Write the records below out again exactly as given, with no images.

● DATASET RECORDS

━━━

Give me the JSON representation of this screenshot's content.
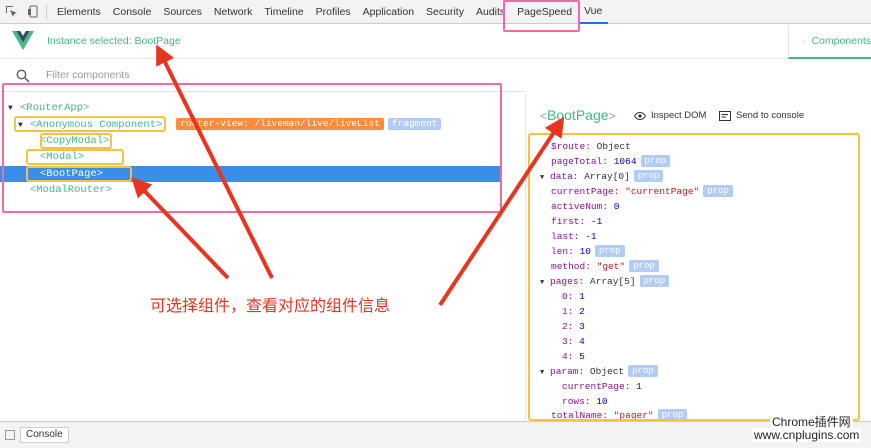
{
  "devtools": {
    "tabs": [
      "Elements",
      "Console",
      "Sources",
      "Network",
      "Timeline",
      "Profiles",
      "Application",
      "Security",
      "Audits",
      "PageSpeed",
      "Vue"
    ],
    "active_tab": "Vue"
  },
  "vue_header": {
    "instance_selected": "Instance selected: BootPage",
    "components_tab": "Components"
  },
  "filter": {
    "placeholder": "Filter components"
  },
  "tree": {
    "router_app": "<RouterApp>",
    "anonymous": "<Anonymous Component>",
    "route_badge": "router-view: /liveman/live/liveList",
    "fragment_badge": "fragment",
    "copy_modal": "<CopyModal>",
    "modal": "<Modal>",
    "boot_page": "<BootPage>",
    "modal_router": "<ModalRouter>"
  },
  "detail": {
    "lt": "<",
    "name": "BootPage",
    "gt": ">",
    "inspect_dom": "Inspect DOM",
    "send_to_console": "Send to console",
    "prop_badge": "prop",
    "props": {
      "route_k": "$route:",
      "route_v": "Object",
      "pageTotal_k": "pageTotal:",
      "pageTotal_v": "1064",
      "data_k": "data:",
      "data_v": "Array[0]",
      "currentPage_k": "currentPage:",
      "currentPage_v": "\"currentPage\"",
      "activeNum_k": "activeNum:",
      "activeNum_v": "0",
      "first_k": "first:",
      "first_v": "-1",
      "last_k": "last:",
      "last_v": "-1",
      "len_k": "len:",
      "len_v": "10",
      "method_k": "method:",
      "method_v": "\"get\"",
      "pages_k": "pages:",
      "pages_v": "Array[5]",
      "p0_k": "0:",
      "p0_v": "1",
      "p1_k": "1:",
      "p1_v": "2",
      "p2_k": "2:",
      "p2_v": "3",
      "p3_k": "3:",
      "p3_v": "4",
      "p4_k": "4:",
      "p4_v": "5",
      "param_k": "param:",
      "param_v": "Object",
      "pcur_k": "currentPage:",
      "pcur_v": "1",
      "prows_k": "rows:",
      "prows_v": "10",
      "totalName_k": "totalName:",
      "totalName_v": "\"pager\""
    }
  },
  "annotation": {
    "caption": "可选择组件，查看对应的组件信息"
  },
  "bottom": {
    "console_label": "Console"
  },
  "watermark": {
    "line1": "Chrome插件网",
    "line2": "www.cnplugins.com"
  },
  "colors": {
    "vue_green": "#42b983",
    "selected_blue": "#3a8ee6",
    "annotation_red": "#e8351f",
    "pink_box": "#f06aa8",
    "yellow_box": "#f5c242"
  }
}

━━━

● TASK OUTPUT
Give me the JSON representation of this screenshot's content.
{
  "devtools": {
    "tabs": [
      "Elements",
      "Console",
      "Sources",
      "Network",
      "Timeline",
      "Profiles",
      "Application",
      "Security",
      "Audits",
      "PageSpeed",
      "Vue"
    ],
    "active_tab": "Vue"
  },
  "vue_header": {
    "instance_selected": "Instance selected: BootPage",
    "components_tab": "Components"
  },
  "filter": {
    "placeholder": "Filter components"
  },
  "tree": {
    "router_app": "<RouterApp>",
    "anonymous": "<Anonymous Component>",
    "route_badge": "router-view: /liveman/live/liveList",
    "fragment_badge": "fragment",
    "copy_modal": "<CopyModal>",
    "modal": "<Modal>",
    "boot_page": "<BootPage>",
    "modal_router": "<ModalRouter>"
  },
  "detail": {
    "lt": "<",
    "name": "BootPage",
    "gt": ">",
    "inspect_dom": "Inspect DOM",
    "send_to_console": "Send to console",
    "prop_badge": "prop",
    "props": {
      "route_k": "$route:",
      "route_v": "Object",
      "pageTotal_k": "pageTotal:",
      "pageTotal_v": "1064",
      "data_k": "data:",
      "data_v": "Array[0]",
      "currentPage_k": "currentPage:",
      "currentPage_v": "\"currentPage\"",
      "activeNum_k": "activeNum:",
      "activeNum_v": "0",
      "first_k": "first:",
      "first_v": "-1",
      "last_k": "last:",
      "last_v": "-1",
      "len_k": "len:",
      "len_v": "10",
      "method_k": "method:",
      "method_v": "\"get\"",
      "pages_k": "pages:",
      "pages_v": "Array[5]",
      "p0_k": "0:",
      "p0_v": "1",
      "p1_k": "1:",
      "p1_v": "2",
      "p2_k": "2:",
      "p2_v": "3",
      "p3_k": "3:",
      "p3_v": "4",
      "p4_k": "4:",
      "p4_v": "5",
      "param_k": "param:",
      "param_v": "Object",
      "pcur_k": "currentPage:",
      "pcur_v": "1",
      "prows_k": "rows:",
      "prows_v": "10",
      "totalName_k": "totalName:",
      "totalName_v": "\"pager\""
    }
  },
  "annotation": {
    "caption": "可选择组件，查看对应的组件信息"
  },
  "bottom": {
    "console_label": "Console"
  },
  "watermark": {
    "line1": "Chrome插件网",
    "line2": "www.cnplugins.com"
  },
  "colors": {
    "vue_green": "#42b983",
    "selected_blue": "#3a8ee6",
    "annotation_red": "#e8351f",
    "pink_box": "#f06aa8",
    "yellow_box": "#f5c242"
  }
}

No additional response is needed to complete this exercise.